▶ **What is asked**: Could you give the listing lines from the one holding "Extract all elements" through the one holding "date-filter-button[interactable]: 📅 As", inclusive, with "alert-text-prefix" swapped for "alert-text-start" and everything else unchanged? Leave the pictures out.

▶ **Data supplied**:

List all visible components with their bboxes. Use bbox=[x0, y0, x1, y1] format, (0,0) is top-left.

...

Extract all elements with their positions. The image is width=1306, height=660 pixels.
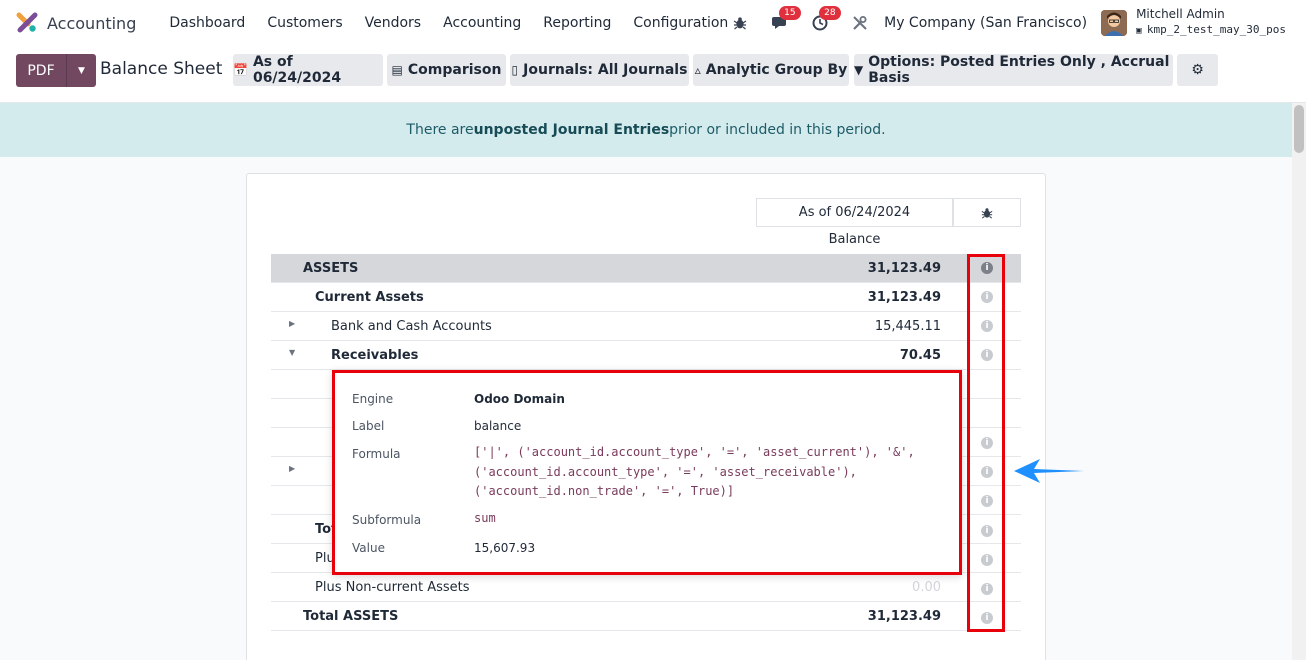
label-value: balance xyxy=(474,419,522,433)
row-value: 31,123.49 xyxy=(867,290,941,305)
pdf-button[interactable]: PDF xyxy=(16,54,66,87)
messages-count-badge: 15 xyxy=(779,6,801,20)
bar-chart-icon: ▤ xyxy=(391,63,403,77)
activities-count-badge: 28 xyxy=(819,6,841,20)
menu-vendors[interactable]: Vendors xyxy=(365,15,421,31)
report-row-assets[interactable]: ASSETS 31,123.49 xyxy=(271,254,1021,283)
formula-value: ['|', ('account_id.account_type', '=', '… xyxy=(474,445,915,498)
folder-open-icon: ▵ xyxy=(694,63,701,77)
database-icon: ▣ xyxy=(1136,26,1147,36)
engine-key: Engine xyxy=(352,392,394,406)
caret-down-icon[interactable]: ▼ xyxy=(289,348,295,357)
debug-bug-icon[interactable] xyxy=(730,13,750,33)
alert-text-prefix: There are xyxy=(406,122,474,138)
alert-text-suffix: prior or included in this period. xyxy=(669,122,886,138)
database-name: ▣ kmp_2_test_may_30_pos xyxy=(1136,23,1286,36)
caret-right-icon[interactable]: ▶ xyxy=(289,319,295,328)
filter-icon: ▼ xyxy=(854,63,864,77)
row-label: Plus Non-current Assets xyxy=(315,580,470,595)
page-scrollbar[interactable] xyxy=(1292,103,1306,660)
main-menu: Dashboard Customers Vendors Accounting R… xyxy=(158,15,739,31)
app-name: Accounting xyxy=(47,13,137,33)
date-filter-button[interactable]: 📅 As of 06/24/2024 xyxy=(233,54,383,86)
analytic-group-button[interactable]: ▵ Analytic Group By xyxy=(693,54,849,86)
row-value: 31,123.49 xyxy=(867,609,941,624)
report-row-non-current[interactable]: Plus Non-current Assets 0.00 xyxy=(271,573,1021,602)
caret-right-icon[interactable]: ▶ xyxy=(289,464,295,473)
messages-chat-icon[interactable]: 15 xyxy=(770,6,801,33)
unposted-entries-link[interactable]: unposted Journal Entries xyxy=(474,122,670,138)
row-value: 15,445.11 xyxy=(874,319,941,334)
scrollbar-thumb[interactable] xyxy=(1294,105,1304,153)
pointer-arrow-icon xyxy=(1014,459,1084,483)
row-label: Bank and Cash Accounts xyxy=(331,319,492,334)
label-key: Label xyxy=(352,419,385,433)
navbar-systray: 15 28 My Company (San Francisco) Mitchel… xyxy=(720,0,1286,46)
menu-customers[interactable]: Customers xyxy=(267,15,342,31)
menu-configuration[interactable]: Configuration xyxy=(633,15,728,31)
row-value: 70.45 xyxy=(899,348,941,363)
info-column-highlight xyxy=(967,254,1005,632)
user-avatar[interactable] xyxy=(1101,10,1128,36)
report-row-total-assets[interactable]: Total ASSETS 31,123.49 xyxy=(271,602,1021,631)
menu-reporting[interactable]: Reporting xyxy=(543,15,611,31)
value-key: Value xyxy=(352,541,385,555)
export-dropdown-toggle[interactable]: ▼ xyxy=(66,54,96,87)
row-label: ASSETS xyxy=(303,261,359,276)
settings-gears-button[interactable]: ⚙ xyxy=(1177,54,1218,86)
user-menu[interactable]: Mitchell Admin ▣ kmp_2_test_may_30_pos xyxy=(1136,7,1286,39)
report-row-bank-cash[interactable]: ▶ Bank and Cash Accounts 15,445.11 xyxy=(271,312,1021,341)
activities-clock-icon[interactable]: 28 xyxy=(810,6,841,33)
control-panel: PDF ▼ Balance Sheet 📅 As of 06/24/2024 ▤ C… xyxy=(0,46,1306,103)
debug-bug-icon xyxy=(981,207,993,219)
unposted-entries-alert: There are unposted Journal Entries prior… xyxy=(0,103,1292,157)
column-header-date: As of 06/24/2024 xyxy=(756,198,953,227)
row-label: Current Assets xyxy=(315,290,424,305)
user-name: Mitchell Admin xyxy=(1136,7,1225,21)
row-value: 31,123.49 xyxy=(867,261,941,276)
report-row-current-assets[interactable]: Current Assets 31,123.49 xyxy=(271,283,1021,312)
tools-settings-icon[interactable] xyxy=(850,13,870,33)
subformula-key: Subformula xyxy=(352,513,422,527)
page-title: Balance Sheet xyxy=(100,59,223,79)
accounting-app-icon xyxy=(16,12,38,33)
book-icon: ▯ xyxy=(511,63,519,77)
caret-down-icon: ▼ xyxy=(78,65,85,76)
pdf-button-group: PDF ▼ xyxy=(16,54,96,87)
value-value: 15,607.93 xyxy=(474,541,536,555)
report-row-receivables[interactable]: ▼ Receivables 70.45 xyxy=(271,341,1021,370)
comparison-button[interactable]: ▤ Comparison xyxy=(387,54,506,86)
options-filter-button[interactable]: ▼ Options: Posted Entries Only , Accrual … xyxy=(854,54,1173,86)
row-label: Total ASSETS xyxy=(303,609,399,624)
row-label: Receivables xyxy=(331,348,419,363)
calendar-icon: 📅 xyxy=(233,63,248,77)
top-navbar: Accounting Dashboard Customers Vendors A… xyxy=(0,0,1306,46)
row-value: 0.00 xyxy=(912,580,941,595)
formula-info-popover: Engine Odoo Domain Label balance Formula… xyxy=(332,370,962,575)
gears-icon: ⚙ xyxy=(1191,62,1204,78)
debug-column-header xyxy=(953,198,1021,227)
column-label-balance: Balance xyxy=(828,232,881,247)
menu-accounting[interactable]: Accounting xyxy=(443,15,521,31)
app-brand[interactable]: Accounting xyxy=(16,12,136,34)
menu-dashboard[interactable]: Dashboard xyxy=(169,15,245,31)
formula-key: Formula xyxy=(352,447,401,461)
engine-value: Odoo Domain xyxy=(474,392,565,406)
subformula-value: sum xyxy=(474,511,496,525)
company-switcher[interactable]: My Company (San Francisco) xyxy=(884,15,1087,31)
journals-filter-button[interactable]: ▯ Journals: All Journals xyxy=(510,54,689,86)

▶ **Written answer**:
Extract all elements with their positions. The image is width=1306, height=660 pixels.
label-value: balance xyxy=(474,419,522,433)
row-value: 31,123.49 xyxy=(867,290,941,305)
pdf-button[interactable]: PDF xyxy=(16,54,66,87)
messages-count-badge: 15 xyxy=(779,6,801,20)
bar-chart-icon: ▤ xyxy=(391,63,403,77)
activities-count-badge: 28 xyxy=(819,6,841,20)
menu-vendors[interactable]: Vendors xyxy=(365,15,421,31)
report-row-assets[interactable]: ASSETS 31,123.49 xyxy=(271,254,1021,283)
formula-value: ['|', ('account_id.account_type', '=', '… xyxy=(474,445,915,498)
folder-open-icon: ▵ xyxy=(694,63,701,77)
database-icon: ▣ xyxy=(1136,26,1147,36)
engine-key: Engine xyxy=(352,392,394,406)
caret-down-icon[interactable]: ▼ xyxy=(289,348,295,357)
debug-bug-icon[interactable] xyxy=(730,13,750,33)
alert-text-start: There are xyxy=(406,122,474,138)
alert-text-suffix: prior or included in this period. xyxy=(669,122,886,138)
database-name: ▣ kmp_2_test_may_30_pos xyxy=(1136,23,1286,36)
caret-right-icon[interactable]: ▶ xyxy=(289,319,295,328)
filter-icon: ▼ xyxy=(854,63,864,77)
row-label: Plus Non-current Assets xyxy=(315,580,470,595)
page-scrollbar[interactable] xyxy=(1292,103,1306,660)
main-menu: Dashboard Customers Vendors Accounting R… xyxy=(158,15,739,31)
app-name: Accounting xyxy=(47,13,137,33)
date-filter-button[interactable]: 📅 As of 06/24/2024 xyxy=(233,54,383,86)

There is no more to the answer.